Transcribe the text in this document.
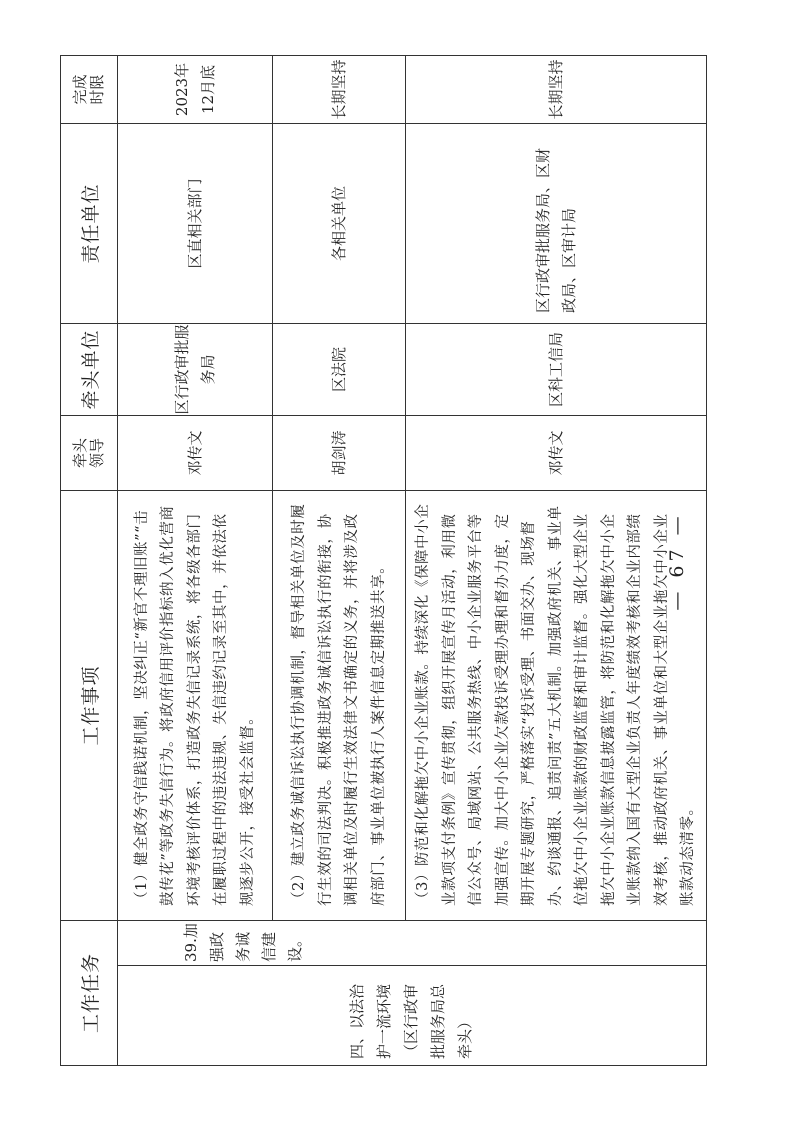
工作任务		工作事项	牵头 领导	牵头单位	责任单位	完成 时限

四、以法治护一流环境（区行政审批服务局总牵头）	39.加强政务诚信建设。	（1）健全政务守信践诺机制，坚决纠正“新官不理旧账”“击鼓传花”等政务失信行为。将政府信用评价指标纳入优化营商环境考核评价体系，打造政务失信记录系统，将各级各部门在履职过程中的违法违规、失信违约记录至其中，并依法依规逐步公开，接受社会监督。	邓传文	区行政审批服务局	区直相关部门	2023年12月底
		（2）建立政务诚信诉讼执行协调机制，督导相关单位及时履行生效的司法判决。积极推进政务诚信诉讼执行的衔接，协调相关单位及时履行生效法律文书确定的义务，并将涉及政府部门、事业单位被执行人案件信息定期推送共享。	胡剑涛	区法院	各相关单位	长期坚持
		（3）防范和化解拖欠中小企业账款。持续深化《保障中小企业款项支付条例》宣传贯彻，组织开展宣传月活动，利用微信公众号、局域网站、公共服务热线、中小企业服务平台等加强宣传。加大中小企业欠款投诉受理办理和督办力度，定期开展专题研究，严格落实“投诉受理、书面交办、现场督办、约谈通报、追责问责”五大机制。加强政府机关、事业单位拖欠中小企业账款的财政监督和审计监督。强化大型企业拖欠中小企业账款信息披露监管，将防范和化解拖欠中小企业账款纳入国有大型企业负责人年度绩效考核和企业内部绩效考核，推动政府机关、事业单位和大型企业拖欠中小企业账款动态清零。	邓传文	区科工信局	区行政审批服务局、区财政局、区审计局	长期坚持
— 67 —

▬▬▬▬▬▬▬▬▬▬

PROBLEM TO SOLVE: Using the entries above, tally how many lines have the word "区行政审批服务局" in them; write the number and nothing more.

FINAL RESULT: 2